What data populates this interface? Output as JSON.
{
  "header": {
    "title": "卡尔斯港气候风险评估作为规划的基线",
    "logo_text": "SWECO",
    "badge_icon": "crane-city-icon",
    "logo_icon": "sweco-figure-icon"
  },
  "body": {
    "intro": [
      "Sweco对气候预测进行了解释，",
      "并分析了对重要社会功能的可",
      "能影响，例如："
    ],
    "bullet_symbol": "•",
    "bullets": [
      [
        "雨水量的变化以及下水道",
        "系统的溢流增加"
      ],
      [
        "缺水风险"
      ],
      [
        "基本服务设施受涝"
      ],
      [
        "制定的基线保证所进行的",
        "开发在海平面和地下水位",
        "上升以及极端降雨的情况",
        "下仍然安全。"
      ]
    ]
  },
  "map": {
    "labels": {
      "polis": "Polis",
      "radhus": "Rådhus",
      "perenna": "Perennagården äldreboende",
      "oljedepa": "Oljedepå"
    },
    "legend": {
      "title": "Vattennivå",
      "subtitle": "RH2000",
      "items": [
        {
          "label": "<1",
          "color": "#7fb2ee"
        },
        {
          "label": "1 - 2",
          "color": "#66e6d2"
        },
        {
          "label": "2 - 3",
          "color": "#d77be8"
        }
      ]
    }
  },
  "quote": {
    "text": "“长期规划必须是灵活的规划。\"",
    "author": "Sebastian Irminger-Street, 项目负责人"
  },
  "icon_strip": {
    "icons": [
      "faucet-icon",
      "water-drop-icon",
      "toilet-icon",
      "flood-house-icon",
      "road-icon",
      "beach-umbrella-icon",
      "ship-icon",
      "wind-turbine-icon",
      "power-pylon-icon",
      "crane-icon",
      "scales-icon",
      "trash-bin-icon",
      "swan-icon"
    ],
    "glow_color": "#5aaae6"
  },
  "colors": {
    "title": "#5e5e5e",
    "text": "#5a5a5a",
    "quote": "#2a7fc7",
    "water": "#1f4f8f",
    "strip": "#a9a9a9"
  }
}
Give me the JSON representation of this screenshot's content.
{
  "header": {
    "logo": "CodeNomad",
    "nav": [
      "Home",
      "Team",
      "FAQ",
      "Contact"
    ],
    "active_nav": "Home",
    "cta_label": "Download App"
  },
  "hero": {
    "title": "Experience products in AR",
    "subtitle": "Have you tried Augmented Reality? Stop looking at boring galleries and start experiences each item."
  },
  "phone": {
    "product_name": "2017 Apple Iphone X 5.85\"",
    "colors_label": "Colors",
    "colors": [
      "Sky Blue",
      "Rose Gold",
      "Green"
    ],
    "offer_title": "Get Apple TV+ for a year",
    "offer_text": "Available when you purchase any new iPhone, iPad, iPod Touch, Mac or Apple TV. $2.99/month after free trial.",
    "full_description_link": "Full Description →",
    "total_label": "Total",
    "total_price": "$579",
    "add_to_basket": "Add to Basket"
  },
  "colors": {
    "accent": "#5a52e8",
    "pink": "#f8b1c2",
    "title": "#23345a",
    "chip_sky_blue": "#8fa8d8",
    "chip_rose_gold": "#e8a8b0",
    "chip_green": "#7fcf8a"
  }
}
----------
- TASK TO COMPLETE -
For the material, find the number of lines holding the word "JSON" and give that figure and nothing more.

- ANSWER TO THE PROBLEM -
2